Die Aufgabe:
Wandle den Abschnitt, der mit der ersten der Zeilen beginnt und mit der Zeile endet, die "detection-box: bird: 0.48" enthält, in eine JSON-Liste von Strings um, mit je einem String pro Zeile und ohne Leerzeilen. Beide Grenzzeilen gehören dazu, alle übrigen Zeilen bleiben außen vor.

----------

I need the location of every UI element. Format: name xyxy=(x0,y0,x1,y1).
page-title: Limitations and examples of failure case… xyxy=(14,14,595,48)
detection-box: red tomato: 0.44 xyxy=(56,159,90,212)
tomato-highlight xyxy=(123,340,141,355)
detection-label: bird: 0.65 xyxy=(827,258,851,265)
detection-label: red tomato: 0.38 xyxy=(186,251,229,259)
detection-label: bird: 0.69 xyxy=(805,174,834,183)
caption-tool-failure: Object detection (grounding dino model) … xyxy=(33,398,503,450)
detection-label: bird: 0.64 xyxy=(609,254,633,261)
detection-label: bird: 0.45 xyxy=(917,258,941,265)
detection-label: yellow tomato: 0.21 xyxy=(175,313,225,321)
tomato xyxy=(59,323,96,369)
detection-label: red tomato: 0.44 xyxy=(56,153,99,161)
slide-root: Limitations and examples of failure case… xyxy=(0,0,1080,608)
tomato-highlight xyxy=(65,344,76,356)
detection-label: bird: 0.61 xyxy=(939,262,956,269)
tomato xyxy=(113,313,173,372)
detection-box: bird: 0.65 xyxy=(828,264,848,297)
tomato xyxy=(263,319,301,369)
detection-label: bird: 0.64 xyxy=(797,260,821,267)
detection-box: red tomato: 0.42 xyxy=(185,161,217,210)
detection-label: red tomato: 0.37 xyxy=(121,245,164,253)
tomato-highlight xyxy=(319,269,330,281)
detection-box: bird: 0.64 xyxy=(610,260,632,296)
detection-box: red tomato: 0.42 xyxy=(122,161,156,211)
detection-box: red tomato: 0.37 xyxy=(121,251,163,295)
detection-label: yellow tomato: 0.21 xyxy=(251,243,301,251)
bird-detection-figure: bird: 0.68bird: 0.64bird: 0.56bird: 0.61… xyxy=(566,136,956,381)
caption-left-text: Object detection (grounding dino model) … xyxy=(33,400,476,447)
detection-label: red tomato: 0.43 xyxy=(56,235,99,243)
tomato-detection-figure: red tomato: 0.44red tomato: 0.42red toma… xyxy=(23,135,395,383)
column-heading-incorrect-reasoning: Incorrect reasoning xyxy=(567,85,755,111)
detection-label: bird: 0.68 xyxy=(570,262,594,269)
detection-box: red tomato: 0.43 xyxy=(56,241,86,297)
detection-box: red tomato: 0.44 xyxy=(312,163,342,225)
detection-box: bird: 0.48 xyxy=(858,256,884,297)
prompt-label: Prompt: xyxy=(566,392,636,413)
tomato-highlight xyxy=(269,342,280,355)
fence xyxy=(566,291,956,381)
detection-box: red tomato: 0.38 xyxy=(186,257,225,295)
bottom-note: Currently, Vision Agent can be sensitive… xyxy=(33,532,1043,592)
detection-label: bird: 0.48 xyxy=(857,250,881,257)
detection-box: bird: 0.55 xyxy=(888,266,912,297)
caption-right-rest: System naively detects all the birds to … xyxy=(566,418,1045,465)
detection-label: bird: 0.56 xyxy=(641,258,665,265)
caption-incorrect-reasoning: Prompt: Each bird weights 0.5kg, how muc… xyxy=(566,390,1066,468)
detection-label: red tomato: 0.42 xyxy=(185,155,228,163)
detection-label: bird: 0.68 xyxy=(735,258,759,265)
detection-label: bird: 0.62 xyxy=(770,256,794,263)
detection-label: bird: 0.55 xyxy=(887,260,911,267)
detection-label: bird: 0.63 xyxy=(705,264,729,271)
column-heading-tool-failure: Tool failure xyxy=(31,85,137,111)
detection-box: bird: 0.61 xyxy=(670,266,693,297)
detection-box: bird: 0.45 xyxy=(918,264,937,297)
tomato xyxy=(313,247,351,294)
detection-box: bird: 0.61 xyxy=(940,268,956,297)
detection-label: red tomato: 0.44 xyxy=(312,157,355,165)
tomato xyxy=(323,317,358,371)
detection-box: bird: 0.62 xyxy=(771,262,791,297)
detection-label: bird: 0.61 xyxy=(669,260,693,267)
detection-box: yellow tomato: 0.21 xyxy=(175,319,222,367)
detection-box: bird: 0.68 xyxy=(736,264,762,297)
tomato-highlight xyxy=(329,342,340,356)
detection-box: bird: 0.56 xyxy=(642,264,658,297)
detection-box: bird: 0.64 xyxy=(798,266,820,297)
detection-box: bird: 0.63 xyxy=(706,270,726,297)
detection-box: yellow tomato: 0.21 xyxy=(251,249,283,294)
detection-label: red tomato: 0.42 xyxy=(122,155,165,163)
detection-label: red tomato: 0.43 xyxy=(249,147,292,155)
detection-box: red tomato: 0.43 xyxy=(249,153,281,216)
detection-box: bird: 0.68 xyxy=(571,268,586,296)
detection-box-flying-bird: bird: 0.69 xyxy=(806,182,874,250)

----------

Erledigte Aufgabe:
[
  "I need the location of every UI element. Format: name xyxy=(x0,y0,x1,y1).",
  "page-title: Limitations and examples of failure case… xyxy=(14,14,595,48)",
  "detection-box: red tomato: 0.44 xyxy=(56,159,90,212)",
  "tomato-highlight xyxy=(123,340,141,355)",
  "detection-label: bird: 0.65 xyxy=(827,258,851,265)",
  "detection-label: red tomato: 0.38 xyxy=(186,251,229,259)",
  "detection-label: bird: 0.69 xyxy=(805,174,834,183)",
  "caption-tool-failure: Object detection (grounding dino model) … xyxy=(33,398,503,450)",
  "detection-label: bird: 0.64 xyxy=(609,254,633,261)",
  "detection-label: bird: 0.45 xyxy=(917,258,941,265)",
  "detection-label: yellow tomato: 0.21 xyxy=(175,313,225,321)",
  "tomato xyxy=(59,323,96,369)",
  "detection-label: red tomato: 0.44 xyxy=(56,153,99,161)",
  "slide-root: Limitations and examples of failure case… xyxy=(0,0,1080,608)",
  "tomato-highlight xyxy=(65,344,76,356)",
  "detection-label: bird: 0.61 xyxy=(939,262,956,269)",
  "tomato xyxy=(113,313,173,372)",
  "detection-box: bird: 0.65 xyxy=(828,264,848,297)",
  "tomato xyxy=(263,319,301,369)",
  "detection-label: bird: 0.64 xyxy=(797,260,821,267)",
  "detection-box: red tomato: 0.42 xyxy=(185,161,217,210)",
  "detection-label: red tomato: 0.37 xyxy=(121,245,164,253)",
  "tomato-highlight xyxy=(319,269,330,281)",
  "detection-box: bird: 0.64 xyxy=(610,260,632,296)",
  "detection-box: red tomato: 0.42 xyxy=(122,161,156,211)",
  "detection-box: red tomato: 0.37 xyxy=(121,251,163,295)",
  "detection-label: yellow tomato: 0.21 xyxy=(251,243,301,251)",
  "bird-detection-figure: bird: 0.68bird: 0.64bird: 0.56bird: 0.61… xyxy=(566,136,956,381)",
  "caption-left-text: Object detection (grounding dino model) … xyxy=(33,400,476,447)",
  "detection-label: red tomato: 0.43 xyxy=(56,235,99,243)",
  "tomato-detection-figure: red tomato: 0.44red tomato: 0.42red toma… xyxy=(23,135,395,383)",
  "column-heading-incorrect-reasoning: Incorrect reasoning xyxy=(567,85,755,111)",
  "detection-label: bird: 0.68 xyxy=(570,262,594,269)",
  "detection-box: red tomato: 0.43 xyxy=(56,241,86,297)",
  "detection-box: red tomato: 0.44 xyxy=(312,163,342,225)",
  "detection-box: bird: 0.48 xyxy=(858,256,884,297)"
]